Exactly as written, quote every line that follows, skipping the images.

*Dataset entries*:
--
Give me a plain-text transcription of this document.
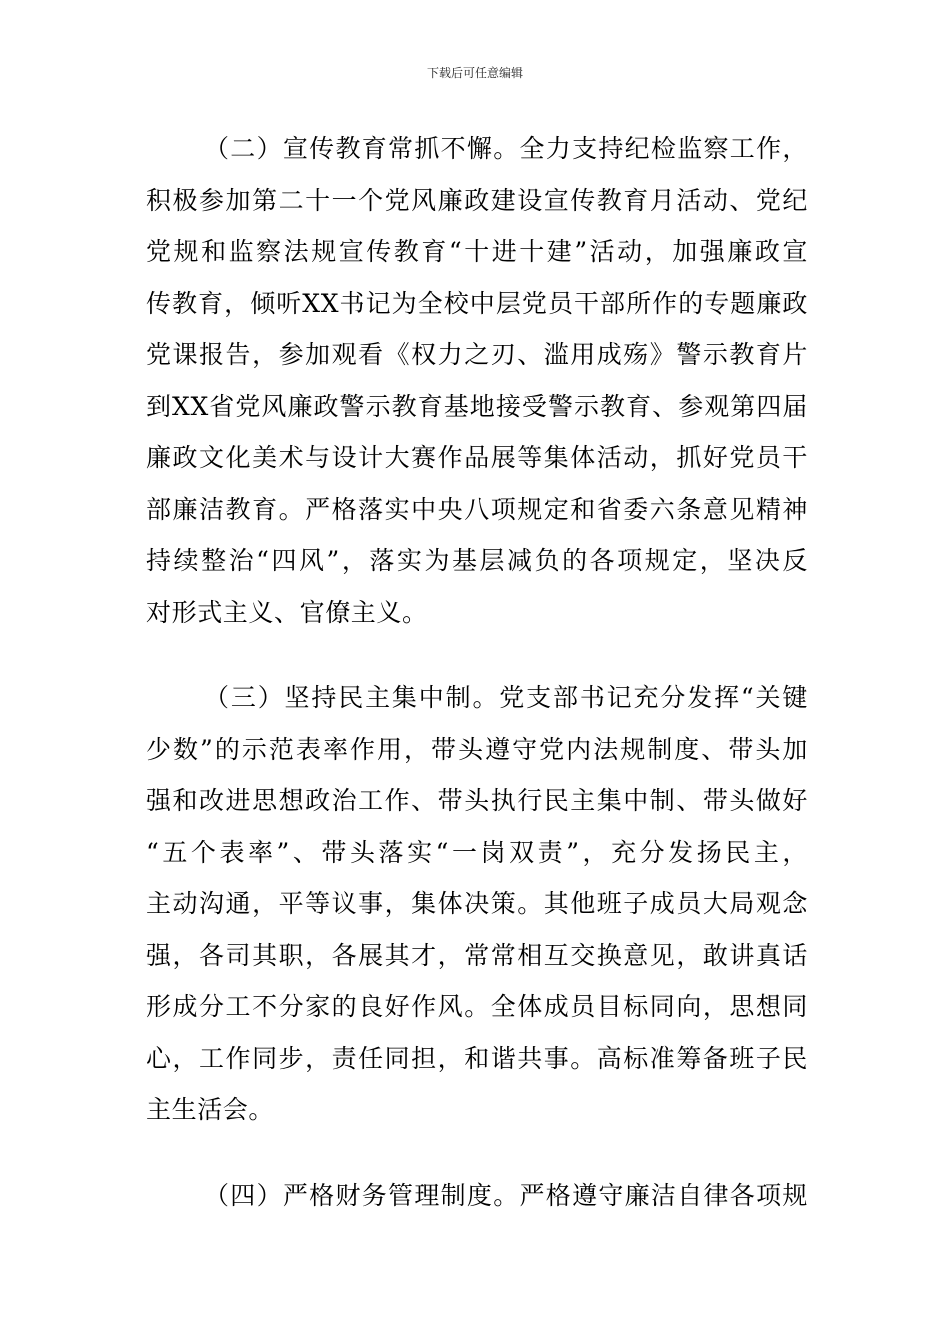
下载后可任意编辑
（二）宣传教育常抓不懈。全力支持纪检监察工作，
积极参加第二十一个党风廉政建设宣传教育月活动、党纪
党规和监察法规宣传教育“十进十建”活动，加强廉政宣
传教育，倾听XX书记为全校中层党员干部所作的专题廉政
党课报告，参加观看《权力之刃、滥用成殇》警示教育片
到XX省党风廉政警示教育基地接受警示教育、参观第四届
廉政文化美术与设计大赛作品展等集体活动，抓好党员干
部廉洁教育。严格落实中央八项规定和省委六条意见精神
持续整治“四风”，落实为基层减负的各项规定，坚决反
对形式主义、官僚主义。
（三）坚持民主集中制。党支部书记充分发挥“关键
少数”的示范表率作用，带头遵守党内法规制度、带头加
强和改进思想政治工作、带头执行民主集中制、带头做好
“五个表率”、带头落实“一岗双责”，充分发扬民主，
主动沟通，平等议事，集体决策。其他班子成员大局观念
强，各司其职，各展其才，常常相互交换意见，敢讲真话
形成分工不分家的良好作风。全体成员目标同向，思想同
心，工作同步，责任同担，和谐共事。高标准筹备班子民
主生活会。
（四）严格财务管理制度。严格遵守廉洁自律各项规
--
*Response to this exercise*:
Give me a plain-text transcription of this document.
下载后可任意编辑
（二）宣传教育常抓不懈。全力支持纪检监察工作，
积极参加第二十一个党风廉政建设宣传教育月活动、党纪
党规和监察法规宣传教育“十进十建”活动，加强廉政宣
传教育，倾听XX书记为全校中层党员干部所作的专题廉政
党课报告，参加观看《权力之刃、滥用成殇》警示教育片
到XX省党风廉政警示教育基地接受警示教育、参观第四届
廉政文化美术与设计大赛作品展等集体活动，抓好党员干
部廉洁教育。严格落实中央八项规定和省委六条意见精神
持续整治“四风”，落实为基层减负的各项规定，坚决反
对形式主义、官僚主义。
（三）坚持民主集中制。党支部书记充分发挥“关键
少数”的示范表率作用，带头遵守党内法规制度、带头加
强和改进思想政治工作、带头执行民主集中制、带头做好
“五个表率”、带头落实“一岗双责”，充分发扬民主，
主动沟通，平等议事，集体决策。其他班子成员大局观念
强，各司其职，各展其才，常常相互交换意见，敢讲真话
形成分工不分家的良好作风。全体成员目标同向，思想同
心，工作同步，责任同担，和谐共事。高标准筹备班子民
主生活会。
（四）严格财务管理制度。严格遵守廉洁自律各项规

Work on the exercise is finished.